= What you need to do =
Exactly as they appear, output all of the entries.

[Data entries]
__________

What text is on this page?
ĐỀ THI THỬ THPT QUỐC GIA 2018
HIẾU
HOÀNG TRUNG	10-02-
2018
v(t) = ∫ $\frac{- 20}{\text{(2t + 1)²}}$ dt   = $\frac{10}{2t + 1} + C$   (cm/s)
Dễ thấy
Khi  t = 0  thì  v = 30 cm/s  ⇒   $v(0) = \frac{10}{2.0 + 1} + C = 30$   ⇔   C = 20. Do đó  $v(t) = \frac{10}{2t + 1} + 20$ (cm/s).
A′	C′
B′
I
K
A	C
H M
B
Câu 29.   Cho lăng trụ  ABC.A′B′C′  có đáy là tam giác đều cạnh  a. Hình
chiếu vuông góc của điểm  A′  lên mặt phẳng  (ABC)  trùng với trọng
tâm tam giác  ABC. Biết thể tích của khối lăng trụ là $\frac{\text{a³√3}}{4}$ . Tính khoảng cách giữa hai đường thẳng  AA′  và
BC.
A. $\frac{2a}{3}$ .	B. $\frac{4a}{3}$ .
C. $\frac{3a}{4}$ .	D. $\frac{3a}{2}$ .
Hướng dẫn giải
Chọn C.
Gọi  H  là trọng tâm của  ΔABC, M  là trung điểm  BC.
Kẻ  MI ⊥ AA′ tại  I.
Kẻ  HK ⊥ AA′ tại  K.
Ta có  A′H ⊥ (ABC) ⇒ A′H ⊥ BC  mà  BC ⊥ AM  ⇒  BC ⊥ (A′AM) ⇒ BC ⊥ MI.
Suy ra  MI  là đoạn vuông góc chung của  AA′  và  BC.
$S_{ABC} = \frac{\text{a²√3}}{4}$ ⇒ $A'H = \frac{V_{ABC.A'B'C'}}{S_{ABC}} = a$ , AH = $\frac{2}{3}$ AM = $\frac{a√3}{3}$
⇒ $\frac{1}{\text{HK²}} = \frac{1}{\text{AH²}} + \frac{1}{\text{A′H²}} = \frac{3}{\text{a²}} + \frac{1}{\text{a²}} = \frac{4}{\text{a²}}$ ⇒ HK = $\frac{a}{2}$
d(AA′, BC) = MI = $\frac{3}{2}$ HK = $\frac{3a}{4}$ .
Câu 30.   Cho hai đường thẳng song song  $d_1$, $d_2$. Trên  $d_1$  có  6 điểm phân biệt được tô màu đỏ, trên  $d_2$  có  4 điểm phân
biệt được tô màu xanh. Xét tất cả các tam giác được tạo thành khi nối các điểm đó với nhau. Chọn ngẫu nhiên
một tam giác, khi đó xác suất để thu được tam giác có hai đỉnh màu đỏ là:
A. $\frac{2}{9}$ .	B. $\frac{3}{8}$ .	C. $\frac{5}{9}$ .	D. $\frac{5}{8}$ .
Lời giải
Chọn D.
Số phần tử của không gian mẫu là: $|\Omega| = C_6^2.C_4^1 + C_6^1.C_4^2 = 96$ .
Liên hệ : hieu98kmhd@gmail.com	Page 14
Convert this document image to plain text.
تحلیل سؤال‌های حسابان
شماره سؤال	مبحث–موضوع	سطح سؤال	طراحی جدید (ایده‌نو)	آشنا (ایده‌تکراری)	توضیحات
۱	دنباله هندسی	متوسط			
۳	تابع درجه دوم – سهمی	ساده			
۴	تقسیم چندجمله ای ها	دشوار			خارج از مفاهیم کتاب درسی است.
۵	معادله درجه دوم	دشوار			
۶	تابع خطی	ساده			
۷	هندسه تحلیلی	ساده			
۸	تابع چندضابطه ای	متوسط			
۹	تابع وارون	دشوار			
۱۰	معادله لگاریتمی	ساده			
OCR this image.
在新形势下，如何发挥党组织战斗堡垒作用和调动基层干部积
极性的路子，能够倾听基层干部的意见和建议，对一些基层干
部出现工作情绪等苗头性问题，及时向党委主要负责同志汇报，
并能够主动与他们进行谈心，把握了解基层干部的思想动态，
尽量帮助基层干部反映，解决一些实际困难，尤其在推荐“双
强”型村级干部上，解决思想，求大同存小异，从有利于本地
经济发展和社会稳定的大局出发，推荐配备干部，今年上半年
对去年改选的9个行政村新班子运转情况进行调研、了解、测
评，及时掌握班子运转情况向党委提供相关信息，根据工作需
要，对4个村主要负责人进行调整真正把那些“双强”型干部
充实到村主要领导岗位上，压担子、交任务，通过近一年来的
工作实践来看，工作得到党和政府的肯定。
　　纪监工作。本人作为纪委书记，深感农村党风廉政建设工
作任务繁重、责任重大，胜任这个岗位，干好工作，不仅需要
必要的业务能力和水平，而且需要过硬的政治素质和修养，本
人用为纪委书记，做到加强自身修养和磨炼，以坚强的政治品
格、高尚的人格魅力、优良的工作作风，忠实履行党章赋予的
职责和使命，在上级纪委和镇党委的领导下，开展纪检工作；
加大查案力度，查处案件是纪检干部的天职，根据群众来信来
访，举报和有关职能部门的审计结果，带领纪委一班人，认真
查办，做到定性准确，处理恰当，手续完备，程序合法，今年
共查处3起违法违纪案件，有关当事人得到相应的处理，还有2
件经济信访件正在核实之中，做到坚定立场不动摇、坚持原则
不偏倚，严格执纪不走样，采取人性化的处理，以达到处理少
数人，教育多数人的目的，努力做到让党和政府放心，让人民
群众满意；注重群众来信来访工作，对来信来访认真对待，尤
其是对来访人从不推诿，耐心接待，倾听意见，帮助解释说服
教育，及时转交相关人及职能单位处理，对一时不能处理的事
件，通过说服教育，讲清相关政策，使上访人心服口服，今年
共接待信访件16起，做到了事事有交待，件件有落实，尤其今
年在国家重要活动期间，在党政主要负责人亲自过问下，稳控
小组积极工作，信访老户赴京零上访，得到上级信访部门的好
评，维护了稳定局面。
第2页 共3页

__________

= Task answer =
What text is on this page?
ĐỀ THI THỬ THPT QUỐC GIA 2018
HIẾU
HOÀNG TRUNG	10-02-
2018
v(t) = ∫ $\frac{- 20}{\text{(2t + 1)²}}$ dt   = $\frac{10}{2t + 1} + C$   (cm/s)
Dễ thấy
Khi  t = 0  thì  v = 30 cm/s  ⇒   $v(0) = \frac{10}{2.0 + 1} + C = 30$   ⇔   C = 20. Do đó  $v(t) = \frac{10}{2t + 1} + 20$ (cm/s).
A′	C′
B′
I
K
A	C
H M
B
Câu 29.   Cho lăng trụ  ABC.A′B′C′  có đáy là tam giác đều cạnh  a. Hình
chiếu vuông góc của điểm  A′  lên mặt phẳng  (ABC)  trùng với trọng
tâm tam giác  ABC. Biết thể tích của khối lăng trụ là $\frac{\text{a³√3}}{4}$ . Tính khoảng cách giữa hai đường thẳng  AA′  và
BC.
A. $\frac{2a}{3}$ .	B. $\frac{4a}{3}$ .
C. $\frac{3a}{4}$ .	D. $\frac{3a}{2}$ .
Hướng dẫn giải
Chọn C.
Gọi  H  là trọng tâm của  ΔABC, M  là trung điểm  BC.
Kẻ  MI ⊥ AA′ tại  I.
Kẻ  HK ⊥ AA′ tại  K.
Ta có  A′H ⊥ (ABC) ⇒ A′H ⊥ BC  mà  BC ⊥ AM  ⇒  BC ⊥ (A′AM) ⇒ BC ⊥ MI.
Suy ra  MI  là đoạn vuông góc chung của  AA′  và  BC.
$S_{ABC} = \frac{\text{a²√3}}{4}$ ⇒ $A'H = \frac{V_{ABC.A'B'C'}}{S_{ABC}} = a$ , AH = $\frac{2}{3}$ AM = $\frac{a√3}{3}$
⇒ $\frac{1}{\text{HK²}} = \frac{1}{\text{AH²}} + \frac{1}{\text{A′H²}} = \frac{3}{\text{a²}} + \frac{1}{\text{a²}} = \frac{4}{\text{a²}}$ ⇒ HK = $\frac{a}{2}$
d(AA′, BC) = MI = $\frac{3}{2}$ HK = $\frac{3a}{4}$ .
Câu 30.   Cho hai đường thẳng song song  $d_1$, $d_2$. Trên  $d_1$  có  6 điểm phân biệt được tô màu đỏ, trên  $d_2$  có  4 điểm phân
biệt được tô màu xanh. Xét tất cả các tam giác được tạo thành khi nối các điểm đó với nhau. Chọn ngẫu nhiên
một tam giác, khi đó xác suất để thu được tam giác có hai đỉnh màu đỏ là:
A. $\frac{2}{9}$ .	B. $\frac{3}{8}$ .	C. $\frac{5}{9}$ .	D. $\frac{5}{8}$ .
Lời giải
Chọn D.
Số phần tử của không gian mẫu là: $|\Omega| = C_6^2.C_4^1 + C_6^1.C_4^2 = 96$ .
Liên hệ : hieu98kmhd@gmail.com	Page 14
Convert this document image to plain text.
تحلیل سؤال‌های حسابان
شماره سؤال	مبحث–موضوع	سطح سؤال	طراحی جدید (ایده‌نو)	آشنا (ایده‌تکراری)	توضیحات
۱	دنباله هندسی	متوسط			
۳	تابع درجه دوم – سهمی	ساده			
۴	تقسیم چندجمله ای ها	دشوار			خارج از مفاهیم کتاب درسی است.
۵	معادله درجه دوم	دشوار			
۶	تابع خطی	ساده			
۷	هندسه تحلیلی	ساده			
۸	تابع چندضابطه ای	متوسط			
۹	تابع وارون	دشوار			
۱۰	معادله لگاریتمی	ساده			
OCR this image.
在新形势下，如何发挥党组织战斗堡垒作用和调动基层干部积
极性的路子，能够倾听基层干部的意见和建议，对一些基层干
部出现工作情绪等苗头性问题，及时向党委主要负责同志汇报，
并能够主动与他们进行谈心，把握了解基层干部的思想动态，
尽量帮助基层干部反映，解决一些实际困难，尤其在推荐“双
强”型村级干部上，解决思想，求大同存小异，从有利于本地
经济发展和社会稳定的大局出发，推荐配备干部，今年上半年
对去年改选的9个行政村新班子运转情况进行调研、了解、测
评，及时掌握班子运转情况向党委提供相关信息，根据工作需
要，对4个村主要负责人进行调整真正把那些“双强”型干部
充实到村主要领导岗位上，压担子、交任务，通过近一年来的
工作实践来看，工作得到党和政府的肯定。
　　纪监工作。本人作为纪委书记，深感农村党风廉政建设工
作任务繁重、责任重大，胜任这个岗位，干好工作，不仅需要
必要的业务能力和水平，而且需要过硬的政治素质和修养，本
人用为纪委书记，做到加强自身修养和磨炼，以坚强的政治品
格、高尚的人格魅力、优良的工作作风，忠实履行党章赋予的
职责和使命，在上级纪委和镇党委的领导下，开展纪检工作；
加大查案力度，查处案件是纪检干部的天职，根据群众来信来
访，举报和有关职能部门的审计结果，带领纪委一班人，认真
查办，做到定性准确，处理恰当，手续完备，程序合法，今年
共查处3起违法违纪案件，有关当事人得到相应的处理，还有2
件经济信访件正在核实之中，做到坚定立场不动摇、坚持原则
不偏倚，严格执纪不走样，采取人性化的处理，以达到处理少
数人，教育多数人的目的，努力做到让党和政府放心，让人民
群众满意；注重群众来信来访工作，对来信来访认真对待，尤
其是对来访人从不推诿，耐心接待，倾听意见，帮助解释说服
教育，及时转交相关人及职能单位处理，对一时不能处理的事
件，通过说服教育，讲清相关政策，使上访人心服口服，今年
共接待信访件16起，做到了事事有交待，件件有落实，尤其今
年在国家重要活动期间，在党政主要负责人亲自过问下，稳控
小组积极工作，信访老户赴京零上访，得到上级信访部门的好
评，维护了稳定局面。
第2页 共3页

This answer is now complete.